start Given data

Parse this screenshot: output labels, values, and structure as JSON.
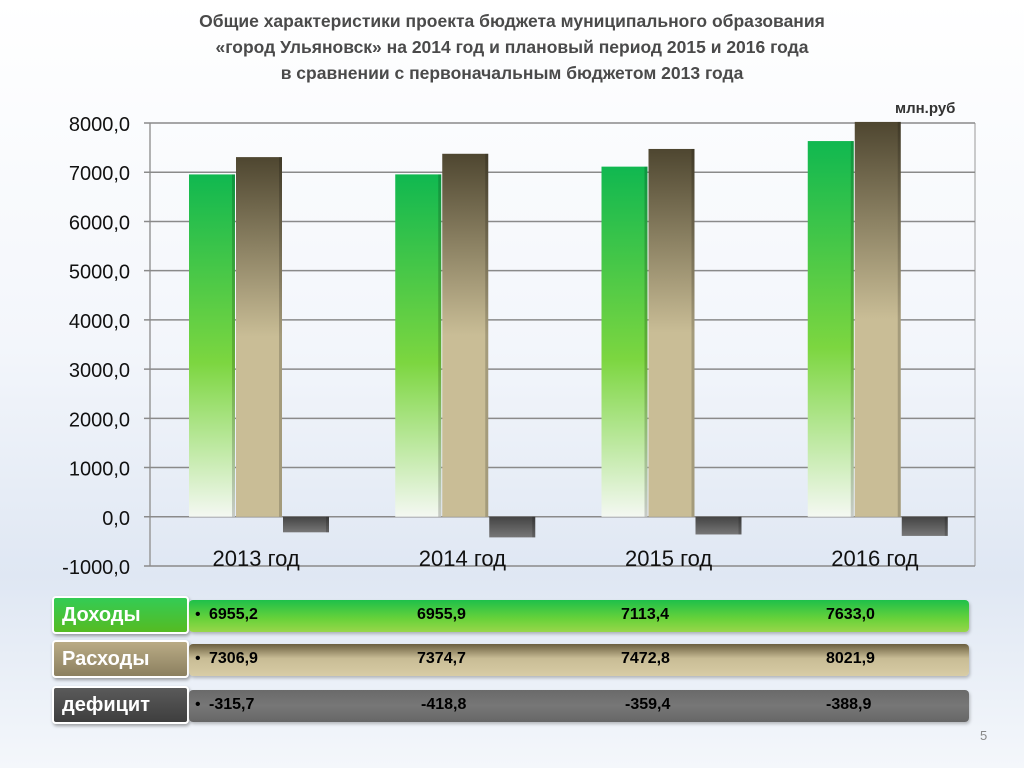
{
  "title_lines": [
    "Общие характеристики проекта бюджета муниципального образования",
    "«город Ульяновск» на 2014 год и плановый период 2015 и 2016 года",
    "в сравнении с первоначальным бюджетом 2013 года"
  ],
  "unit": "млн.руб",
  "chart_data": {
    "type": "bar",
    "categories": [
      "2013 год",
      "2014 год",
      "2015 год",
      "2016 год"
    ],
    "series": [
      {
        "name": "Доходы",
        "values": [
          6955.2,
          6955.9,
          7113.4,
          7633.0
        ],
        "color": "#22c050"
      },
      {
        "name": "Расходы",
        "values": [
          7306.9,
          7374.7,
          7472.8,
          8021.9
        ],
        "color": "#c8bc95"
      },
      {
        "name": "дефицит",
        "values": [
          -315.7,
          -418.8,
          -359.4,
          -388.9
        ],
        "color": "#5e5e5e"
      }
    ],
    "ylim": [
      -1000,
      8000
    ],
    "yticks": [
      -1000,
      0,
      1000,
      2000,
      3000,
      4000,
      5000,
      6000,
      7000,
      8000
    ],
    "ytick_labels": [
      "-1000,0",
      "0,0",
      "1000,0",
      "2000,0",
      "3000,0",
      "4000,0",
      "5000,0",
      "6000,0",
      "7000,0",
      "8000,0"
    ],
    "grid": true,
    "xlabel": "",
    "ylabel": ""
  },
  "table": {
    "rows": [
      {
        "label": "Доходы",
        "values": [
          "6955,2",
          "6955,9",
          "7113,4",
          "7633,0"
        ]
      },
      {
        "label": "Расходы",
        "values": [
          "7306,9",
          "7374,7",
          "7472,8",
          "8021,9"
        ]
      },
      {
        "label": "дефицит",
        "values": [
          "-315,7",
          "-418,8",
          "-359,4",
          "-388,9"
        ]
      }
    ],
    "bullet": "•"
  },
  "page_number": "5"
}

end Given data

● **Instruction**:
Transcribe every entry above exactly. Omit all pictures.

● **Output for this task**:
Parse this screenshot: output labels, values, and structure as JSON.
{
  "title_lines": [
    "Общие характеристики проекта бюджета муниципального образования",
    "«город Ульяновск» на 2014 год и плановый период 2015 и 2016 года",
    "в сравнении с первоначальным бюджетом 2013 года"
  ],
  "unit": "млн.руб",
  "chart_data": {
    "type": "bar",
    "categories": [
      "2013 год",
      "2014 год",
      "2015 год",
      "2016 год"
    ],
    "series": [
      {
        "name": "Доходы",
        "values": [
          6955.2,
          6955.9,
          7113.4,
          7633.0
        ],
        "color": "#22c050"
      },
      {
        "name": "Расходы",
        "values": [
          7306.9,
          7374.7,
          7472.8,
          8021.9
        ],
        "color": "#c8bc95"
      },
      {
        "name": "дефицит",
        "values": [
          -315.7,
          -418.8,
          -359.4,
          -388.9
        ],
        "color": "#5e5e5e"
      }
    ],
    "ylim": [
      -1000,
      8000
    ],
    "yticks": [
      -1000,
      0,
      1000,
      2000,
      3000,
      4000,
      5000,
      6000,
      7000,
      8000
    ],
    "ytick_labels": [
      "-1000,0",
      "0,0",
      "1000,0",
      "2000,0",
      "3000,0",
      "4000,0",
      "5000,0",
      "6000,0",
      "7000,0",
      "8000,0"
    ],
    "grid": true,
    "xlabel": "",
    "ylabel": ""
  },
  "table": {
    "rows": [
      {
        "label": "Доходы",
        "values": [
          "6955,2",
          "6955,9",
          "7113,4",
          "7633,0"
        ]
      },
      {
        "label": "Расходы",
        "values": [
          "7306,9",
          "7374,7",
          "7472,8",
          "8021,9"
        ]
      },
      {
        "label": "дефицит",
        "values": [
          "-315,7",
          "-418,8",
          "-359,4",
          "-388,9"
        ]
      }
    ],
    "bullet": "•"
  },
  "page_number": "5"
}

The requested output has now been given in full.